EXERCISE INPUTS —
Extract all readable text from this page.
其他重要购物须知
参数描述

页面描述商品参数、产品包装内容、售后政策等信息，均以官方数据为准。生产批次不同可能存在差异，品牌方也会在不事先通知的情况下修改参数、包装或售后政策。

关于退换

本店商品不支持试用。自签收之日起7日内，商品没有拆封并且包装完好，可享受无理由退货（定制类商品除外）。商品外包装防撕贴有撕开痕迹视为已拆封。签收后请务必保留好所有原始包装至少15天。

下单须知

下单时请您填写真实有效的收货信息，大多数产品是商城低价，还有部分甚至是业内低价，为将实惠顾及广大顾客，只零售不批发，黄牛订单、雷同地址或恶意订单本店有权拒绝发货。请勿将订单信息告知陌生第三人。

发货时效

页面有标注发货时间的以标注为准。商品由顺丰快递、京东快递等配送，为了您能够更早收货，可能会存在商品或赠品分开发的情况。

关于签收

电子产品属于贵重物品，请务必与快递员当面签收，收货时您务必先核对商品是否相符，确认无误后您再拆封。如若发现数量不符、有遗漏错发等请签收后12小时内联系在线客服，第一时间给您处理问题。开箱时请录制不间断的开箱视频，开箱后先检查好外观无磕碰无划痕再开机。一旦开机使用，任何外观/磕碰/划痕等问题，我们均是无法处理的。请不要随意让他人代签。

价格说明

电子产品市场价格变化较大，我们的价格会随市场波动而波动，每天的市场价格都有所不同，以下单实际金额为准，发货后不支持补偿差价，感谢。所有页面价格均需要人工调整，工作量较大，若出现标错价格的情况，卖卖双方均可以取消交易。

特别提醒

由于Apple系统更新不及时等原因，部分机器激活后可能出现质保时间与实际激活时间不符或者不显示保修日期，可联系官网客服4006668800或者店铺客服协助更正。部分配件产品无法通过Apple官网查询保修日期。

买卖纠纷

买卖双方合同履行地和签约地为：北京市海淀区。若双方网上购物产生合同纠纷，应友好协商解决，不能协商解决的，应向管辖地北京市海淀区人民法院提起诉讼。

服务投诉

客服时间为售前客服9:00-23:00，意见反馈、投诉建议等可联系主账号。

WHAT YOU SHOULD DO — Output all of the data again, exactly.

WRITTEN SOLUTION —
Extract all readable text from this page.
其他重要购物须知
参数描述

页面描述商品参数、产品包装内容、售后政策等信息，均以官方数据为准。生产批次不同可能存在差异，品牌方也会在不事先通知的情况下修改参数、包装或售后政策。

关于退换

本店商品不支持试用。自签收之日起7日内，商品没有拆封并且包装完好，可享受无理由退货（定制类商品除外）。商品外包装防撕贴有撕开痕迹视为已拆封。签收后请务必保留好所有原始包装至少15天。

下单须知

下单时请您填写真实有效的收货信息，大多数产品是商城低价，还有部分甚至是业内低价，为将实惠顾及广大顾客，只零售不批发，黄牛订单、雷同地址或恶意订单本店有权拒绝发货。请勿将订单信息告知陌生第三人。

发货时效

页面有标注发货时间的以标注为准。商品由顺丰快递、京东快递等配送，为了您能够更早收货，可能会存在商品或赠品分开发的情况。

关于签收

电子产品属于贵重物品，请务必与快递员当面签收，收货时您务必先核对商品是否相符，确认无误后您再拆封。如若发现数量不符、有遗漏错发等请签收后12小时内联系在线客服，第一时间给您处理问题。开箱时请录制不间断的开箱视频，开箱后先检查好外观无磕碰无划痕再开机。一旦开机使用，任何外观/磕碰/划痕等问题，我们均是无法处理的。请不要随意让他人代签。

价格说明

电子产品市场价格变化较大，我们的价格会随市场波动而波动，每天的市场价格都有所不同，以下单实际金额为准，发货后不支持补偿差价，感谢。所有页面价格均需要人工调整，工作量较大，若出现标错价格的情况，卖卖双方均可以取消交易。

特别提醒

由于Apple系统更新不及时等原因，部分机器激活后可能出现质保时间与实际激活时间不符或者不显示保修日期，可联系官网客服4006668800或者店铺客服协助更正。部分配件产品无法通过Apple官网查询保修日期。

买卖纠纷

买卖双方合同履行地和签约地为：北京市海淀区。若双方网上购物产生合同纠纷，应友好协商解决，不能协商解决的，应向管辖地北京市海淀区人民法院提起诉讼。

服务投诉

客服时间为售前客服9:00-23:00，意见反馈、投诉建议等可联系主账号。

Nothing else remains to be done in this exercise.